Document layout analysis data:

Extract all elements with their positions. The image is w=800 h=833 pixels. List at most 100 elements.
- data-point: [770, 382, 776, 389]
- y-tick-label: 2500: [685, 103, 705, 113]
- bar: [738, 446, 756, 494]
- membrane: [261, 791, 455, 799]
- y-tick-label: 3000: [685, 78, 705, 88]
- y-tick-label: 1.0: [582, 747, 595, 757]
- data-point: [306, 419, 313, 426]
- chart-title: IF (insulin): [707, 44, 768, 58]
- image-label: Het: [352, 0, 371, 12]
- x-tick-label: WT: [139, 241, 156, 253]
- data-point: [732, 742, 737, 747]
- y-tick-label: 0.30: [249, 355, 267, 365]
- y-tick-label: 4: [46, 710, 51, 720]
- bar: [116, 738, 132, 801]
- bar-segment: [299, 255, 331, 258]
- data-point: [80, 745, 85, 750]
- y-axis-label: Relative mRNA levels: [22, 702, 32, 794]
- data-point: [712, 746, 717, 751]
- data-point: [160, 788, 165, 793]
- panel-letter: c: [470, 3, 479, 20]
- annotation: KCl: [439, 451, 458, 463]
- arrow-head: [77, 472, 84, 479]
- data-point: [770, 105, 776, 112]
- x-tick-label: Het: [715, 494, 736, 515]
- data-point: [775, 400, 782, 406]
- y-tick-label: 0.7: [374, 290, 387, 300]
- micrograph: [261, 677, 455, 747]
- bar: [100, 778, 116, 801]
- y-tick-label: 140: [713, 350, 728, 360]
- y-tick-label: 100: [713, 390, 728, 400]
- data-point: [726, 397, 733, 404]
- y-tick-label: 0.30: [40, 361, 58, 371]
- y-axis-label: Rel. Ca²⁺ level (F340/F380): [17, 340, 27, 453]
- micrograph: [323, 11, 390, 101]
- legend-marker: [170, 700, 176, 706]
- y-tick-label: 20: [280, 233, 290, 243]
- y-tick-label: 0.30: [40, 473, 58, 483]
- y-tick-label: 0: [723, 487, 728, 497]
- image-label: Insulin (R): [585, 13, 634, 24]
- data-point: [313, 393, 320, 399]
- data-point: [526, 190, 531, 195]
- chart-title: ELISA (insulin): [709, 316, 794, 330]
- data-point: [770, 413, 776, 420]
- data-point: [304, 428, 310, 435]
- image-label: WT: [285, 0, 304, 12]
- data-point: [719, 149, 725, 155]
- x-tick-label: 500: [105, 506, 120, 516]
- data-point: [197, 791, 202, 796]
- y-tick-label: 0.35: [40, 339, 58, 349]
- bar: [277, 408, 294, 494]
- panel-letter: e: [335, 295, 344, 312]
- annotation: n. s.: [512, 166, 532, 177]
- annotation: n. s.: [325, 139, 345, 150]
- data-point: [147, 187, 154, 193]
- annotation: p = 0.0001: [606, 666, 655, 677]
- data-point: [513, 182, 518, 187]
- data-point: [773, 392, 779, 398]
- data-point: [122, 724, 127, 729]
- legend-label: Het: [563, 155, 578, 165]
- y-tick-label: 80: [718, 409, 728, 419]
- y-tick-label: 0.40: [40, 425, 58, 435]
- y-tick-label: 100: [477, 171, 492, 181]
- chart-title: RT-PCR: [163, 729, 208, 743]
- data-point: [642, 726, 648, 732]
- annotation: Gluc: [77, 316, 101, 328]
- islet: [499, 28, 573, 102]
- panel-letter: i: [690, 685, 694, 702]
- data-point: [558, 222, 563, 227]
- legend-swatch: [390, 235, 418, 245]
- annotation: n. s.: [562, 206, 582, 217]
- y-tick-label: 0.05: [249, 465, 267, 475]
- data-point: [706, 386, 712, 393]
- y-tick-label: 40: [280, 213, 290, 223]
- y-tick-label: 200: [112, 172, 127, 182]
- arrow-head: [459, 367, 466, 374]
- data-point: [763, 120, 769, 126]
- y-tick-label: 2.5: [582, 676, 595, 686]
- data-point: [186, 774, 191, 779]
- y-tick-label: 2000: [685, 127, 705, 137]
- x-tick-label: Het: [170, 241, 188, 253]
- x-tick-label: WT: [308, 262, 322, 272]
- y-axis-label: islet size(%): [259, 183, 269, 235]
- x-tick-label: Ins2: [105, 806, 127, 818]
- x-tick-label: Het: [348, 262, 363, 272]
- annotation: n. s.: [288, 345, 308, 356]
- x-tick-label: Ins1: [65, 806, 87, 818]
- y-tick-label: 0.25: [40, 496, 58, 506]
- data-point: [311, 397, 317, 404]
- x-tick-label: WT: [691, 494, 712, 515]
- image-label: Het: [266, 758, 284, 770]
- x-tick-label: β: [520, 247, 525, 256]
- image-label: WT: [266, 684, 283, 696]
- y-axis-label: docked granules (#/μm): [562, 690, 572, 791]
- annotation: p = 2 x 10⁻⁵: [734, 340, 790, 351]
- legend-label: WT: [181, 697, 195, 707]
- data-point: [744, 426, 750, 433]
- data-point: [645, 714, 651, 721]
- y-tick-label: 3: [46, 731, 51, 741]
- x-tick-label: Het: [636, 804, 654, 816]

▸ **Exercise details**
Reproduce every record word for word.

▸ **Solution for this task**
Extract all elements with their positions. The image is w=800 h=833 pixels. List at most 100 elements.
- data-point: [770, 382, 776, 389]
- y-tick-label: 2500: [685, 103, 705, 113]
- bar: [738, 446, 756, 494]
- membrane: [261, 791, 455, 799]
- y-tick-label: 3000: [685, 78, 705, 88]
- y-tick-label: 1.0: [582, 747, 595, 757]
- data-point: [306, 419, 313, 426]
- chart-title: IF (insulin): [707, 44, 768, 58]
- image-label: Het: [352, 0, 371, 12]
- x-tick-label: WT: [139, 241, 156, 253]
- data-point: [732, 742, 737, 747]
- y-tick-label: 0.30: [249, 355, 267, 365]
- y-tick-label: 4: [46, 710, 51, 720]
- bar: [116, 738, 132, 801]
- bar-segment: [299, 255, 331, 258]
- data-point: [80, 745, 85, 750]
- y-axis-label: Relative mRNA levels: [22, 702, 32, 794]
- data-point: [712, 746, 717, 751]
- data-point: [160, 788, 165, 793]
- panel-letter: c: [470, 3, 479, 20]
- annotation: KCl: [439, 451, 458, 463]
- arrow-head: [77, 472, 84, 479]
- data-point: [770, 105, 776, 112]
- x-tick-label: Het: [715, 494, 736, 515]
- data-point: [775, 400, 782, 406]
- y-tick-label: 0.7: [374, 290, 387, 300]
- micrograph: [261, 677, 455, 747]
- bar: [100, 778, 116, 801]
- y-tick-label: 140: [713, 350, 728, 360]
- y-tick-label: 100: [713, 390, 728, 400]
- data-point: [726, 397, 733, 404]
- y-tick-label: 0.30: [40, 361, 58, 371]
- y-axis-label: Rel. Ca²⁺ level (F340/F380): [17, 340, 27, 453]
- micrograph: [323, 11, 390, 101]
- legend-marker: [170, 700, 176, 706]
- y-tick-label: 20: [280, 233, 290, 243]
- y-tick-label: 0.30: [40, 473, 58, 483]
- y-tick-label: 0: [723, 487, 728, 497]
- image-label: Insulin (R): [585, 13, 634, 24]
- data-point: [313, 393, 320, 399]
- data-point: [526, 190, 531, 195]
- chart-title: ELISA (insulin): [709, 316, 794, 330]
- data-point: [770, 413, 776, 420]
- data-point: [304, 428, 310, 435]
- image-label: WT: [285, 0, 304, 12]
- data-point: [719, 149, 725, 155]
- x-tick-label: 500: [105, 506, 120, 516]
- data-point: [197, 791, 202, 796]
- y-tick-label: 0.35: [40, 339, 58, 349]
- bar: [277, 408, 294, 494]
- panel-letter: e: [335, 295, 344, 312]
- annotation: n. s.: [512, 166, 532, 177]
- annotation: n. s.: [325, 139, 345, 150]
- data-point: [147, 187, 154, 193]
- annotation: p = 0.0001: [606, 666, 655, 677]
- data-point: [513, 182, 518, 187]
- data-point: [773, 392, 779, 398]
- data-point: [122, 724, 127, 729]
- legend-label: Het: [563, 155, 578, 165]
- y-tick-label: 80: [718, 409, 728, 419]
- y-tick-label: 0.40: [40, 425, 58, 435]
- y-tick-label: 100: [477, 171, 492, 181]
- chart-title: RT-PCR: [163, 729, 208, 743]
- data-point: [642, 726, 648, 732]
- annotation: Gluc: [77, 316, 101, 328]
- islet: [499, 28, 573, 102]
- panel-letter: i: [690, 685, 694, 702]
- data-point: [558, 222, 563, 227]
- legend-swatch: [390, 235, 418, 245]
- annotation: n. s.: [562, 206, 582, 217]
- y-tick-label: 0.05: [249, 465, 267, 475]
- data-point: [706, 386, 712, 393]
- y-tick-label: 40: [280, 213, 290, 223]
- y-tick-label: 200: [112, 172, 127, 182]
- arrow-head: [459, 367, 466, 374]
- data-point: [763, 120, 769, 126]
- y-tick-label: 2.5: [582, 676, 595, 686]
- data-point: [186, 774, 191, 779]
- y-tick-label: 2000: [685, 127, 705, 137]
- x-tick-label: Het: [170, 241, 188, 253]
- x-tick-label: WT: [308, 262, 322, 272]
- y-axis-label: islet size(%): [259, 183, 269, 235]
- x-tick-label: Ins2: [105, 806, 127, 818]
- x-tick-label: Het: [348, 262, 363, 272]
- annotation: n. s.: [288, 345, 308, 356]
- x-tick-label: Ins1: [65, 806, 87, 818]
- y-tick-label: 0.25: [40, 496, 58, 506]
- data-point: [311, 397, 317, 404]
- x-tick-label: WT: [691, 494, 712, 515]
- image-label: Het: [266, 758, 284, 770]
- x-tick-label: β: [520, 247, 525, 256]
- image-label: WT: [266, 684, 283, 696]
- y-axis-label: docked granules (#/μm): [562, 690, 572, 791]
- annotation: p = 2 x 10⁻⁵: [734, 340, 790, 351]
- legend-label: WT: [181, 697, 195, 707]
- data-point: [744, 426, 750, 433]
- data-point: [645, 714, 651, 721]
- y-tick-label: 3: [46, 731, 51, 741]
- x-tick-label: Het: [636, 804, 654, 816]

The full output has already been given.